Exclude all pictures, then copy each of the records exactly as written.

— BEGIN Raw data —

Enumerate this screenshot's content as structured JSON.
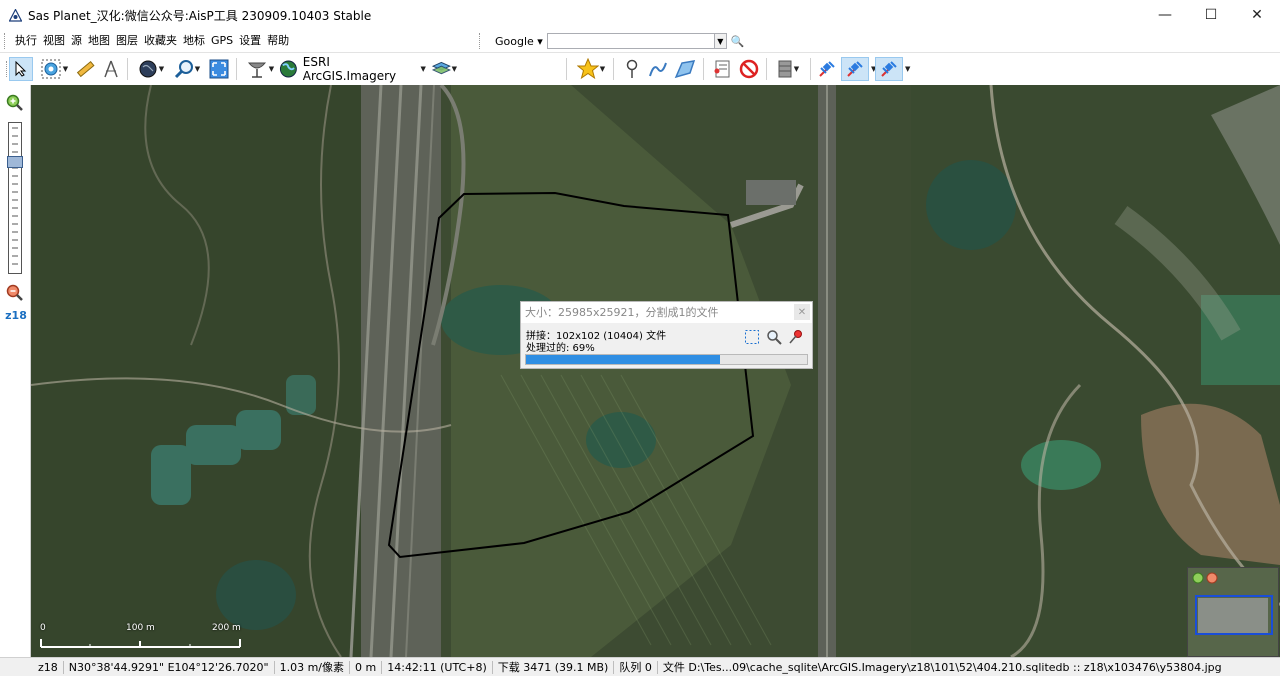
{
  "window": {
    "title": "Sas Planet_汉化:微信公众号:AisP工具 230909.10403 Stable",
    "minimize": "—",
    "maximize": "☐",
    "close": "✕"
  },
  "menu": [
    "执行",
    "视图",
    "源",
    "地图",
    "图层",
    "收藏夹",
    "地标",
    "GPS",
    "设置",
    "帮助"
  ],
  "search": {
    "engine": "Google ▾",
    "value": "",
    "go": "🔍"
  },
  "toolbar": {
    "map_source": "ESRI ArcGIS.Imagery"
  },
  "left_panel": {
    "zoom_level": "z18"
  },
  "dialog": {
    "title": "大小：25985x25921，分割成1的文件",
    "line1": "拼接：102x102 (10404) 文件",
    "line2": "处理过的: 69%",
    "progress": 0.69,
    "close": "✕"
  },
  "scale": {
    "zero": "0",
    "mid": "100 m",
    "end": "200 m"
  },
  "status": {
    "zoom": "z18",
    "coords": "N30°38'44.9291\" E104°12'26.7020\"",
    "resolution": "1.03 m/像素",
    "distance": "0 m",
    "time": "14:42:11 (UTC+8)",
    "download": "下载 3471 (39.1 MB)",
    "queue": "队列 0",
    "file": "文件 D:\\Tes...09\\cache_sqlite\\ArcGIS.Imagery\\z18\\101\\52\\404.210.sqlitedb :: z18\\x103476\\y53804.jpg"
  },
  "colors": {
    "progress": "#2f8ee3",
    "selection_border": "#000000",
    "active_tool": "#cce4f7"
  }
}
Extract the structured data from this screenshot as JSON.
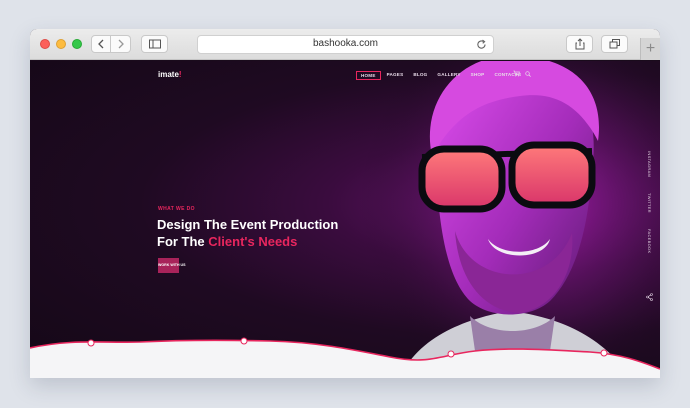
{
  "browser": {
    "url": "bashooka.com",
    "new_tab_label": "+"
  },
  "site": {
    "logo": "imate",
    "logo_dot": "!",
    "nav": [
      {
        "label": "HOME",
        "active": true
      },
      {
        "label": "PAGES",
        "active": false
      },
      {
        "label": "BLOG",
        "active": false
      },
      {
        "label": "GALLERY",
        "active": false
      },
      {
        "label": "SHOP",
        "active": false
      },
      {
        "label": "CONTACTS",
        "active": false
      }
    ],
    "hero": {
      "eyebrow": "WHAT WE DO",
      "headline_line1": "Design The Event Production",
      "headline_line2_prefix": "For The ",
      "headline_line2_highlight": "Client's Needs",
      "cta_label": "WORK WITH US"
    },
    "social": [
      "INSTAGRAM",
      "TWITTER",
      "FACEBOOK"
    ],
    "colors": {
      "accent": "#e8265e",
      "cta": "#a8235a",
      "background": "#1a0b1c"
    }
  }
}
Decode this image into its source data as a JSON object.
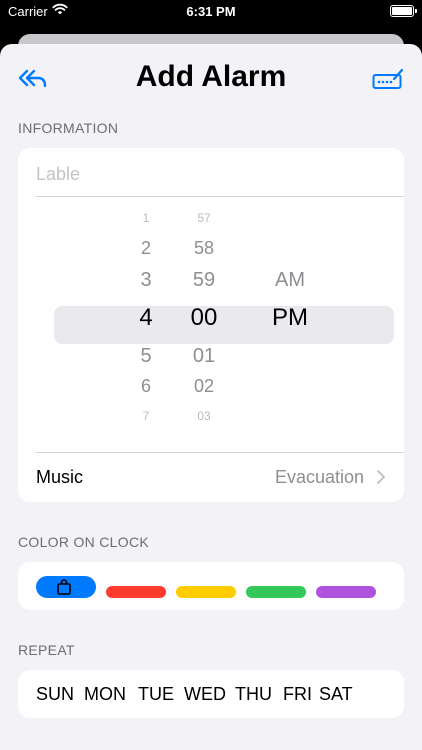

— END Raw data —

▸ **Solution to the exercise**
Enumerate this screenshot's content as structured JSON.
{
  "window": {
    "title": "Sas Planet_汉化:微信公众号:AisP工具 230909.10403 Stable",
    "minimize": "—",
    "maximize": "☐",
    "close": "✕"
  },
  "menu": [
    "执行",
    "视图",
    "源",
    "地图",
    "图层",
    "收藏夹",
    "地标",
    "GPS",
    "设置",
    "帮助"
  ],
  "search": {
    "engine": "Google ▾",
    "value": "",
    "go": "🔍"
  },
  "toolbar": {
    "map_source": "ESRI ArcGIS.Imagery"
  },
  "left_panel": {
    "zoom_level": "z18"
  },
  "dialog": {
    "title": "大小：25985x25921，分割成1的文件",
    "line1": "拼接：102x102 (10404) 文件",
    "line2": "处理过的: 69%",
    "progress": 0.69,
    "close": "✕"
  },
  "scale": {
    "zero": "0",
    "mid": "100 m",
    "end": "200 m"
  },
  "status": {
    "zoom": "z18",
    "coords": "N30°38'44.9291\" E104°12'26.7020\"",
    "resolution": "1.03 m/像素",
    "distance": "0 m",
    "time": "14:42:11 (UTC+8)",
    "download": "下载 3471 (39.1 MB)",
    "queue": "队列 0",
    "file": "文件 D:\\Tes...09\\cache_sqlite\\ArcGIS.Imagery\\z18\\101\\52\\404.210.sqlitedb :: z18\\x103476\\y53804.jpg"
  },
  "colors": {
    "progress": "#2f8ee3",
    "selection_border": "#000000",
    "active_tool": "#cce4f7"
  }
}
Extract the structured data from this screenshot as JSON.
{
  "browser": {
    "url": "bashooka.com",
    "new_tab_label": "+"
  },
  "site": {
    "logo": "imate",
    "logo_dot": "!",
    "nav": [
      {
        "label": "HOME",
        "active": true
      },
      {
        "label": "PAGES",
        "active": false
      },
      {
        "label": "BLOG",
        "active": false
      },
      {
        "label": "GALLERY",
        "active": false
      },
      {
        "label": "SHOP",
        "active": false
      },
      {
        "label": "CONTACTS",
        "active": false
      }
    ],
    "hero": {
      "eyebrow": "WHAT WE DO",
      "headline_line1": "Design The Event Production",
      "headline_line2_prefix": "For The ",
      "headline_line2_highlight": "Client's Needs",
      "cta_label": "WORK WITH US"
    },
    "social": [
      "INSTAGRAM",
      "TWITTER",
      "FACEBOOK"
    ],
    "colors": {
      "accent": "#e8265e",
      "cta": "#a8235a",
      "background": "#1a0b1c"
    }
  }
}
Decode this image into its source data as a JSON object.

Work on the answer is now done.